--- YOUR TASK ---
Below are the entries; state how many of their lines contain the string "Materia", and nothing more.

--- DATA FOR THE TASK ---
______________________________

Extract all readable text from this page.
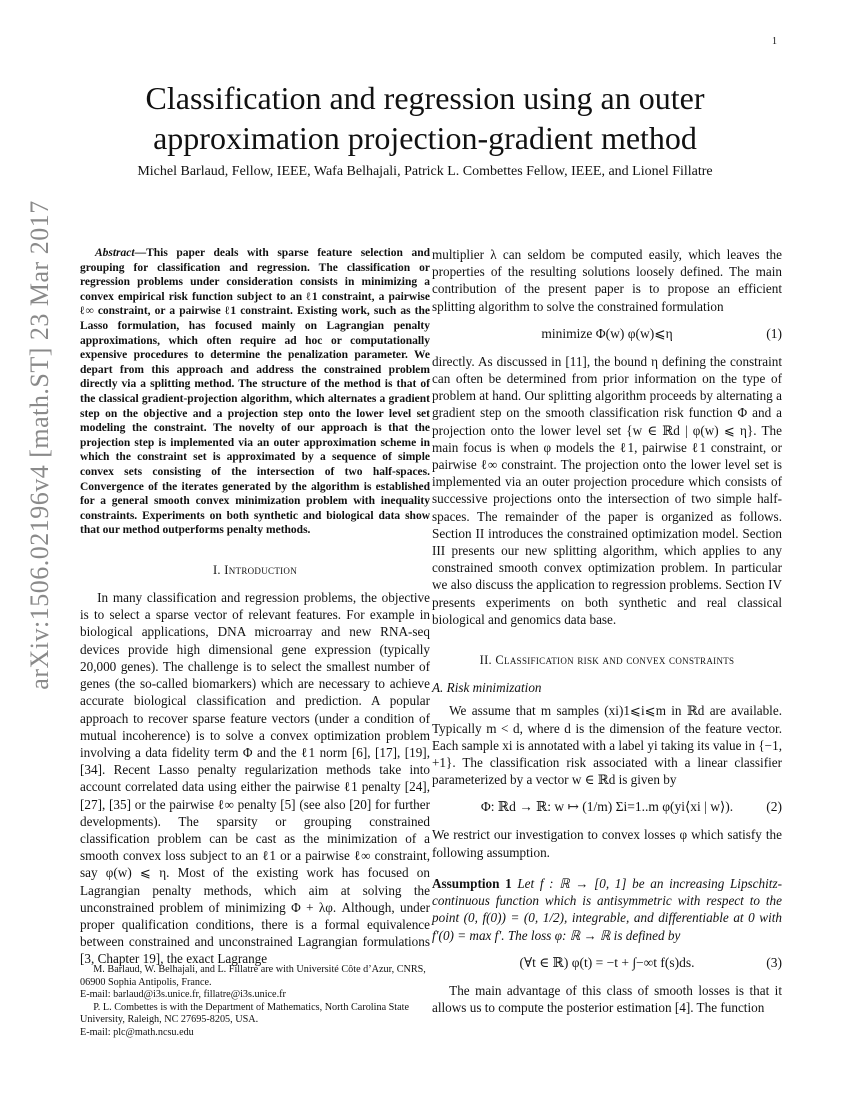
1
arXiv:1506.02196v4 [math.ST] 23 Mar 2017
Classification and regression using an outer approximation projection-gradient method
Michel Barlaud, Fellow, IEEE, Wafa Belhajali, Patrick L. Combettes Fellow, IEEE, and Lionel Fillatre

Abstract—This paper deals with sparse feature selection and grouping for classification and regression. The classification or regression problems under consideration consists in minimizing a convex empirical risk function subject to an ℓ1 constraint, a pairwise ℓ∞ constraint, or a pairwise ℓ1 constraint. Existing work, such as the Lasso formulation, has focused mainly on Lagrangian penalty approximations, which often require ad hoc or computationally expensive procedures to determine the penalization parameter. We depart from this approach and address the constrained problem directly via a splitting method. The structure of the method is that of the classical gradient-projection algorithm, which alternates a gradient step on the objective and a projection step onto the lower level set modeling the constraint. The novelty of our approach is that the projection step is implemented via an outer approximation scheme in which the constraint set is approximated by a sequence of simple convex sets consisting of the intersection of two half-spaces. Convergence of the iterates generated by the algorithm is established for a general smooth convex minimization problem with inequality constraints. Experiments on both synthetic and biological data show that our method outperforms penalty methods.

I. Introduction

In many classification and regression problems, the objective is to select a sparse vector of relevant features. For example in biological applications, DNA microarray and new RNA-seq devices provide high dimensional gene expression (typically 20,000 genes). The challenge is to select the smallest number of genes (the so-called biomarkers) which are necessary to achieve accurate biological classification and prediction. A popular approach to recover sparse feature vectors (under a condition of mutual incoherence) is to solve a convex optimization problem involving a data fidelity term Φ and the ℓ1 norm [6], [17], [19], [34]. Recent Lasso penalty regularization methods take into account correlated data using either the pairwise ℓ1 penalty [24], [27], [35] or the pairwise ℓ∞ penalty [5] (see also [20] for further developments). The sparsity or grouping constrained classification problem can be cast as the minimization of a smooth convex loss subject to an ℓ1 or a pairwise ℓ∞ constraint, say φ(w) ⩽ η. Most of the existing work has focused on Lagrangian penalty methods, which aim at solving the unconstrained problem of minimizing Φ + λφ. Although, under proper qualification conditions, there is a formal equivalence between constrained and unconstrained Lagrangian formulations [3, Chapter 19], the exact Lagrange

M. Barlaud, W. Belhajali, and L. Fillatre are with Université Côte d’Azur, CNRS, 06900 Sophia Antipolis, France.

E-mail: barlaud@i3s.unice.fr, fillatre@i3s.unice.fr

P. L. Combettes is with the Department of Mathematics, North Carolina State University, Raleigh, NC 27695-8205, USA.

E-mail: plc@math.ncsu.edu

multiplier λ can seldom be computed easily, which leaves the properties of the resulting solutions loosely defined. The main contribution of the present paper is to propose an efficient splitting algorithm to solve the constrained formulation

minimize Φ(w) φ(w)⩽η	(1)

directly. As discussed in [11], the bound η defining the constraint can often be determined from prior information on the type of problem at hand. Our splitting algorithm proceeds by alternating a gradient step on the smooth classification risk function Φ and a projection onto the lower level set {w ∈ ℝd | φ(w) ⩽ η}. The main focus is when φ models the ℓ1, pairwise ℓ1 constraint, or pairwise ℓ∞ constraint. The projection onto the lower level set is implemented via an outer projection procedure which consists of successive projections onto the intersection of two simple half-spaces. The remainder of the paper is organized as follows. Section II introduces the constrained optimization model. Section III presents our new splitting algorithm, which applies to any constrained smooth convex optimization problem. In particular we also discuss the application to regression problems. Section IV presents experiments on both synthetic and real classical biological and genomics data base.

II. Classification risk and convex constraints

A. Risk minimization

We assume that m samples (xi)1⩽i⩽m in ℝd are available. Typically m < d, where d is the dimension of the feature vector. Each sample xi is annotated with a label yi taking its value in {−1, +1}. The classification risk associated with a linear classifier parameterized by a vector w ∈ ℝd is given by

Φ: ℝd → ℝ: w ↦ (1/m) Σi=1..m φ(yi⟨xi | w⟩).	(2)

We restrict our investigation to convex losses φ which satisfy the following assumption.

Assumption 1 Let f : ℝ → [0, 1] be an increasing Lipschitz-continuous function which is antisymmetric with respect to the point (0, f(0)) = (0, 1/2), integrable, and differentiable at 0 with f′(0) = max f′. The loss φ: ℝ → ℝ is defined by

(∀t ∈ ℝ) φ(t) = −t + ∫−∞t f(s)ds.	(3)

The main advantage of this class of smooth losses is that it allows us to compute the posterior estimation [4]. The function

______________________________

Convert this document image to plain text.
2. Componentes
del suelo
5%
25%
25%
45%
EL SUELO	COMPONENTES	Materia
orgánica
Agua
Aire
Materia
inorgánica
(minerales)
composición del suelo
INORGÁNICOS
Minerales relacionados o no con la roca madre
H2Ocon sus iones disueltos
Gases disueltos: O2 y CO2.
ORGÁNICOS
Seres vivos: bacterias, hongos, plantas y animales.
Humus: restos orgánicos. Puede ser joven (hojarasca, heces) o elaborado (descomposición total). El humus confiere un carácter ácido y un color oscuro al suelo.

______________________________

--- RESPONSE ---
2